FONTE:

....................

Ciò esclude evidentemente che in relazione alla domanda principale possa ravvisarsi una situazione tale da imporre l’evocazione in giudizio quale litisconsorte necessaria anche della sorella del de cuius (o dei suoi eventuali eredi).

Peraltro, anche a voler esaminare la domanda di divisione, che nel caso di specie si presentava come assolutamente consequenziale all’accoglimento dell’azione di riduzione, e quindi limitata ai soli beni caduti nella successione di C.B., occorre ribadire il tradizionale principio dell’autonomia delle masse, per il quale la domanda di divisione limita i suoi effetti ai soli beni facenti parte della massa di cui si chiede lo scioglimento (così Cass. n. 314/2009, secondo cui nel caso di divisioni di beni provenienti da titoli diversi e, perciò, appartenenti a distinte comunioni, si deve procedere a tante divisioni per quante sono le masse, derivandone il litisconsorzio necessario tra i condividenti solo all’interno del giudizio di divisione relativo a ciascuna di esse; può invece procedersi ad un’unica divisione solo in presenza del consenso di tutte le parti, purchè la circostanza risulti da uno specifico negozio; conf. Cass. n. 1739/2013; Cass. n. 2231/1985).

Ne consegue che, anche a voler ritenere che i beni de quibus fossero in comproprietà tra il de cuius e la sorella, poichè nel presente giudizio si controverteva solo in merito alla successione del primo, non poteva estendersi, e sostanzialmente d’ufficio, la domanda di divisione anche alla diversa comunione esistente tra il de cuius e la germana, il che esclude che possa sostenersi il litisconsorzio necessario in ragione della proposizione cumulativa anche di un giudizio di divisione.

....................

DATI DI LAVORO:
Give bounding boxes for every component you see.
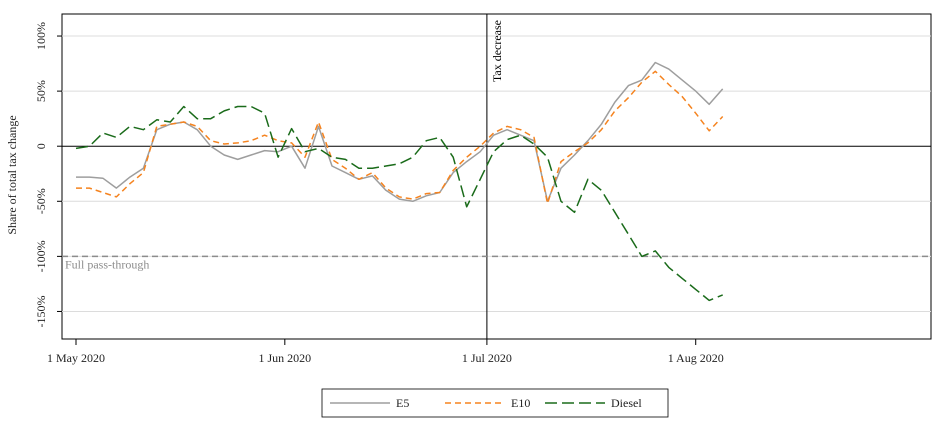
y-axis: 100% 50% 0 -50% -100% -150% [34,22,62,327]
series-line-diesel [75,105,723,302]
plot-frame [61,13,932,340]
y-tick-label: -50% [34,188,48,214]
tax-decrease-label: Tax decrease [490,20,504,82]
gridlines [62,35,931,312]
x-tick-label: 1 May 2020 [47,351,105,365]
y-tick-label: 0 [34,143,48,149]
full-pass-through-label: Full pass-through [65,257,149,271]
series-line-e10 [76,70,724,205]
y-tick-label: 50% [34,80,48,102]
legend-label-diesel: Diesel [611,396,642,410]
y-tick-label: -150% [34,295,48,327]
x-axis: 1 May 2020 1 Jun 2020 1 Jul 2020 1 Aug 2020 [47,339,724,365]
legend-label-e10: E10 [511,396,530,410]
reference-lines: Tax decrease Full pass-through [62,14,931,339]
series-lines [75,61,724,302]
x-tick-label: 1 Aug 2020 [668,351,724,365]
y-axis-label: Share of total tax change [5,115,19,234]
x-tick-label: 1 Jul 2020 [462,351,512,365]
x-tick-label: 1 Jun 2020 [258,351,311,365]
y-tick-label: -100% [34,240,48,272]
legend: E5 E10 Diesel [321,388,669,418]
y-tick-label: 100% [34,22,48,50]
legend-label-e5: E5 [396,396,409,410]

....................

COMPITI DA SVOLGERE:
1) Nei record, sostituisci "Tax decrease" con "Riduzione fiscale" e riscrivi tutto dalla riga che contiene "y-axis: 100% 50%" giù fino alla riga che contiene "y-tick-label: -150% [34,295,48,327]", lasciando invariato il resto.
2) Per favore, prosegui il testo sul litisconsorzio necessario nel giudizio di divisione, partendo dopo la sua ultima frase.

RISPOSTE ALL'ESERCIZIO:
1)
y-axis: 100% 50% 0 -50% -100% -150% [34,22,62,327]
series-line-diesel [75,105,723,302]
plot-frame [61,13,932,340]
y-tick-label: -50% [34,188,48,214]
tax-decrease-label: Riduzione fiscale [490,20,504,82]
gridlines [62,35,931,312]
x-tick-label: 1 May 2020 [47,351,105,365]
y-tick-label: 0 [34,143,48,149]
full-pass-through-label: Full pass-through [65,257,149,271]
series-line-e10 [76,70,724,205]
y-tick-label: 50% [34,80,48,102]
legend-label-diesel: Diesel [611,396,642,410]
y-tick-label: -150% [34,295,48,327]

2)
Ciò comporta che ove in una massa siano ricompresi beni, o meglio quote di beni, che si appartengano) pro quota al de cuius per effetto di un diverso rapporto di comunione, il giudizio di divisione deve svolgersi solo tra i condividenti che vantino diritti sulla base del rapporto di comunione dedotto in giudizio, dovendosi considerare i beni ai fini dello scioglimento della comunione come appunto quote indivise, senza che quindi debbano partecipare al processo anche i titolari del distinto rapporto di comunione dal quale derivi la titolarità di diritti pro quota in capo al titolare della massa di cui si chiede lo scioglimento (in tal senso Cass. n. 104/1971; Cass. n. 2231/1985, secondo cui poichè i beni di una comunione ben possono provenire da titoli diversi, costituenti, essi stessi, distinte comunioni, da considerare come entità patrimoniali a se stanti, può essere oggetto di divisione giudiziale la quota indivisa di un bene già in comunione).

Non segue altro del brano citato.